> [What you should do] Write the material out again in full, exactly.

> [Data for processing]
━━━━
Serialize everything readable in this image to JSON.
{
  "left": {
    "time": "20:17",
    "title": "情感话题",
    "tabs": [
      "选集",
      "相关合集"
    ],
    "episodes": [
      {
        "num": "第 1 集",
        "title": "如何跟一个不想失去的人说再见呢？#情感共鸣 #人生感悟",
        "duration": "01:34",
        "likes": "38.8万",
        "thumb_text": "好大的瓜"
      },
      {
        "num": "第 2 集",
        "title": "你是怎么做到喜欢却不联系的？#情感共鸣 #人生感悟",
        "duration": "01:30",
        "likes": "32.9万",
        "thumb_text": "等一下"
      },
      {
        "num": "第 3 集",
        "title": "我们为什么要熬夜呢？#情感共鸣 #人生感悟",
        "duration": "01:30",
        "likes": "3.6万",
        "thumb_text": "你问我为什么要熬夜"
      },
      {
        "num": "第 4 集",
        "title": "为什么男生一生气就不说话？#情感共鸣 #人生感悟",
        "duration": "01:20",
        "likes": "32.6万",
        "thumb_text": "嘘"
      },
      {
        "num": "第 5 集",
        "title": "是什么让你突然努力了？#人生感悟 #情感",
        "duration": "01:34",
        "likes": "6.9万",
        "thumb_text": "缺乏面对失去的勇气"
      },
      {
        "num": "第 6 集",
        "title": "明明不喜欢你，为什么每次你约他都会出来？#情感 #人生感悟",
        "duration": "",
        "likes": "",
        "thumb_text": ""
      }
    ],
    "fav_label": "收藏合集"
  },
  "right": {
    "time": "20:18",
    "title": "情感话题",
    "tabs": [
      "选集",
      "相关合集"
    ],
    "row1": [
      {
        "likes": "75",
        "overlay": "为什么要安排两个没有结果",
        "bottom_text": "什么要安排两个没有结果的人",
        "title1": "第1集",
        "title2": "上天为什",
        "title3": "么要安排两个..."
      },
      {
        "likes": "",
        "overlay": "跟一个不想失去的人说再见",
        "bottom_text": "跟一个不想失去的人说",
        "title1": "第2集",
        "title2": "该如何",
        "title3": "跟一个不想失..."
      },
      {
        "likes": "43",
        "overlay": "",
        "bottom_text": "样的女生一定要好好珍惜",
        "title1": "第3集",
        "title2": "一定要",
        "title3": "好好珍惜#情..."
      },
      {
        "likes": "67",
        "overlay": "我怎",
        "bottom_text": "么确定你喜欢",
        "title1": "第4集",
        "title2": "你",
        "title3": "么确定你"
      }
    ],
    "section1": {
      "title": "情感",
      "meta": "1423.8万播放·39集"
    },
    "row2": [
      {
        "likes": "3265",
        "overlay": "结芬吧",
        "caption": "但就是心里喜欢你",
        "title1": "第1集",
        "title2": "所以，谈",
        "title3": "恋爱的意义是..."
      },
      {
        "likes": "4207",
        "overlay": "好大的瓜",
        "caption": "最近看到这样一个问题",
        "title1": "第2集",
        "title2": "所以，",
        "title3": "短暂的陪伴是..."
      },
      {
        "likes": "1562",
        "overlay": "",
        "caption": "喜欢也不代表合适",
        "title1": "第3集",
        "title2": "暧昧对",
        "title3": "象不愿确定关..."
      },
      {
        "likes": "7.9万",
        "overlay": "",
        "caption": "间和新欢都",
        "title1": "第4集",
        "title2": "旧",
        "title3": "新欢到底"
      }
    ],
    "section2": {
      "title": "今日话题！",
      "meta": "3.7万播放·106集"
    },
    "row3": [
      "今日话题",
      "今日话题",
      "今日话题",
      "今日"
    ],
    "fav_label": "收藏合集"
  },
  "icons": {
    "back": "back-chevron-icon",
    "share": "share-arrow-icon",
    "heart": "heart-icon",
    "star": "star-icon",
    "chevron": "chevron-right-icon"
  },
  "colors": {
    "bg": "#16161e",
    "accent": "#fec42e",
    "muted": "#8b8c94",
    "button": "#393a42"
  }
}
━━━━
> [Finished exercise]
Serialize everything readable in this image to JSON.
{
  "left": {
    "time": "20:17",
    "title": "情感话题",
    "tabs": [
      "选集",
      "相关合集"
    ],
    "episodes": [
      {
        "num": "第 1 集",
        "title": "如何跟一个不想失去的人说再见呢？#情感共鸣 #人生感悟",
        "duration": "01:34",
        "likes": "38.8万",
        "thumb_text": "好大的瓜"
      },
      {
        "num": "第 2 集",
        "title": "你是怎么做到喜欢却不联系的？#情感共鸣 #人生感悟",
        "duration": "01:30",
        "likes": "32.9万",
        "thumb_text": "等一下"
      },
      {
        "num": "第 3 集",
        "title": "我们为什么要熬夜呢？#情感共鸣 #人生感悟",
        "duration": "01:30",
        "likes": "3.6万",
        "thumb_text": "你问我为什么要熬夜"
      },
      {
        "num": "第 4 集",
        "title": "为什么男生一生气就不说话？#情感共鸣 #人生感悟",
        "duration": "01:20",
        "likes": "32.6万",
        "thumb_text": "嘘"
      },
      {
        "num": "第 5 集",
        "title": "是什么让你突然努力了？#人生感悟 #情感",
        "duration": "01:34",
        "likes": "6.9万",
        "thumb_text": "缺乏面对失去的勇气"
      },
      {
        "num": "第 6 集",
        "title": "明明不喜欢你，为什么每次你约他都会出来？#情感 #人生感悟",
        "duration": "",
        "likes": "",
        "thumb_text": ""
      }
    ],
    "fav_label": "收藏合集"
  },
  "right": {
    "time": "20:18",
    "title": "情感话题",
    "tabs": [
      "选集",
      "相关合集"
    ],
    "row1": [
      {
        "likes": "75",
        "overlay": "为什么要安排两个没有结果",
        "bottom_text": "什么要安排两个没有结果的人",
        "title1": "第1集",
        "title2": "上天为什",
        "title3": "么要安排两个..."
      },
      {
        "likes": "",
        "overlay": "跟一个不想失去的人说再见",
        "bottom_text": "跟一个不想失去的人说",
        "title1": "第2集",
        "title2": "该如何",
        "title3": "跟一个不想失..."
      },
      {
        "likes": "43",
        "overlay": "",
        "bottom_text": "样的女生一定要好好珍惜",
        "title1": "第3集",
        "title2": "一定要",
        "title3": "好好珍惜#情..."
      },
      {
        "likes": "67",
        "overlay": "我怎",
        "bottom_text": "么确定你喜欢",
        "title1": "第4集",
        "title2": "你",
        "title3": "么确定你"
      }
    ],
    "section1": {
      "title": "情感",
      "meta": "1423.8万播放·39集"
    },
    "row2": [
      {
        "likes": "3265",
        "overlay": "结芬吧",
        "caption": "但就是心里喜欢你",
        "title1": "第1集",
        "title2": "所以，谈",
        "title3": "恋爱的意义是..."
      },
      {
        "likes": "4207",
        "overlay": "好大的瓜",
        "caption": "最近看到这样一个问题",
        "title1": "第2集",
        "title2": "所以，",
        "title3": "短暂的陪伴是..."
      },
      {
        "likes": "1562",
        "overlay": "",
        "caption": "喜欢也不代表合适",
        "title1": "第3集",
        "title2": "暧昧对",
        "title3": "象不愿确定关..."
      },
      {
        "likes": "7.9万",
        "overlay": "",
        "caption": "间和新欢都",
        "title1": "第4集",
        "title2": "旧",
        "title3": "新欢到底"
      }
    ],
    "section2": {
      "title": "今日话题！",
      "meta": "3.7万播放·106集"
    },
    "row3": [
      "今日话题",
      "今日话题",
      "今日话题",
      "今日"
    ],
    "fav_label": "收藏合集"
  },
  "icons": {
    "back": "back-chevron-icon",
    "share": "share-arrow-icon",
    "heart": "heart-icon",
    "star": "star-icon",
    "chevron": "chevron-right-icon"
  },
  "colors": {
    "bg": "#16161e",
    "accent": "#fec42e",
    "muted": "#8b8c94",
    "button": "#393a42"
  }
}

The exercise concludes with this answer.